**Your goal**.
Reproduce all entries word for word.

**Extracted entries**.
-- -- --

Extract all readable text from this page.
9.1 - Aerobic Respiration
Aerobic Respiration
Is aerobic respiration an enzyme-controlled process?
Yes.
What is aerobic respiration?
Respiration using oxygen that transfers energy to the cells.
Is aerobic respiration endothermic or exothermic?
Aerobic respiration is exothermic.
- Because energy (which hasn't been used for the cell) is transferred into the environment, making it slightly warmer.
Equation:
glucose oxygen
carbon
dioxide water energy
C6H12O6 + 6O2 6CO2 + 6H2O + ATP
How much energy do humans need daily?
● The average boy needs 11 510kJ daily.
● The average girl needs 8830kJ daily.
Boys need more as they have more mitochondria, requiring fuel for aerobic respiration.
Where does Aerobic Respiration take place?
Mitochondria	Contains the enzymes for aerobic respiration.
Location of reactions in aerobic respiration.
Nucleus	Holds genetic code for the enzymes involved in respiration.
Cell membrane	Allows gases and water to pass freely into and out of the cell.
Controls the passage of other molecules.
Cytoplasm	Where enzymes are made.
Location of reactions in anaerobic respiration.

-- -- --

**Answer section**.
Extract all readable text from this page.
9.1 - Aerobic Respiration
Aerobic Respiration
Is aerobic respiration an enzyme-controlled process?
Yes.
What is aerobic respiration?
Respiration using oxygen that transfers energy to the cells.
Is aerobic respiration endothermic or exothermic?
Aerobic respiration is exothermic.
- Because energy (which hasn't been used for the cell) is transferred into the environment, making it slightly warmer.
Equation:
glucose oxygen
carbon
dioxide water energy
C6H12O6 + 6O2 6CO2 + 6H2O + ATP
How much energy do humans need daily?
● The average boy needs 11 510kJ daily.
● The average girl needs 8830kJ daily.
Boys need more as they have more mitochondria, requiring fuel for aerobic respiration.
Where does Aerobic Respiration take place?
Mitochondria	Contains the enzymes for aerobic respiration.
Location of reactions in aerobic respiration.
Nucleus	Holds genetic code for the enzymes involved in respiration.
Cell membrane	Allows gases and water to pass freely into and out of the cell.
Controls the passage of other molecules.
Cytoplasm	Where enzymes are made.
Location of reactions in anaerobic respiration.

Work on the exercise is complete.